**Task to complete**
Within the data below, state how many lines contain the string "Step". Provide the number only.

[Dataset items]
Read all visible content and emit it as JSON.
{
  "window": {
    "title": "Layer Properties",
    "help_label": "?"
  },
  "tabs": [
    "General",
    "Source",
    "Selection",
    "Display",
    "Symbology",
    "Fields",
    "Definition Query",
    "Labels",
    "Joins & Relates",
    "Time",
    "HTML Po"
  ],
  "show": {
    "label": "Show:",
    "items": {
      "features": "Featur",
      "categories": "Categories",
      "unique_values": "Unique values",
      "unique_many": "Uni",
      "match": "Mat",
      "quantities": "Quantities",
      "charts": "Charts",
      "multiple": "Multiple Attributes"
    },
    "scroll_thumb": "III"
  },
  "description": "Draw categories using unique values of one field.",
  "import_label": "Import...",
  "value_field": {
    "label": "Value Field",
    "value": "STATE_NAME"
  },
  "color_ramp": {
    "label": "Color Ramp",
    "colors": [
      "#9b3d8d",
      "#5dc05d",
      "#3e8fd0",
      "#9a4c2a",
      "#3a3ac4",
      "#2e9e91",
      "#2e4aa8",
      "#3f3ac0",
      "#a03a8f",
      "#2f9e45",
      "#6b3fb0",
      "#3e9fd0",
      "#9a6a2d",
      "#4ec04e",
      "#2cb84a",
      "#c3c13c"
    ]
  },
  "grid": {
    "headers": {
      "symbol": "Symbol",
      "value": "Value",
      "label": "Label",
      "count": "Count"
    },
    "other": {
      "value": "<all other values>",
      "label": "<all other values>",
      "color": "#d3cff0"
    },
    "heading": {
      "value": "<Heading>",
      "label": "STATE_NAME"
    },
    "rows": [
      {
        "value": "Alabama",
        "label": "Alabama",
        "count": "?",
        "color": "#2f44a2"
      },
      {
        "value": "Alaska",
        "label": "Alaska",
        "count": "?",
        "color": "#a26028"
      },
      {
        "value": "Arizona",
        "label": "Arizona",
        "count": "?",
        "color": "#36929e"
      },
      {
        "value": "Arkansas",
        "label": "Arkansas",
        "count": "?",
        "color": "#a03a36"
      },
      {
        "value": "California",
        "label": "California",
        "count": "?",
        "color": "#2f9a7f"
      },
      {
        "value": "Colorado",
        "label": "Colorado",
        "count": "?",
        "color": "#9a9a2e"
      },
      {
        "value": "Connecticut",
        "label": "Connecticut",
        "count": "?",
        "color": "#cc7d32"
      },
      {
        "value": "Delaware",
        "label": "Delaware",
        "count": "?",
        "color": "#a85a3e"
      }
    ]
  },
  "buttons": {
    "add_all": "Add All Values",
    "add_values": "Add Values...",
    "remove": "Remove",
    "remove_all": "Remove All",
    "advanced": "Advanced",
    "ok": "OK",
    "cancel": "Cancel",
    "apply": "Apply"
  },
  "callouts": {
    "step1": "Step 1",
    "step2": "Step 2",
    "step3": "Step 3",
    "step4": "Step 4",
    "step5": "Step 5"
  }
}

**Worked answer**
5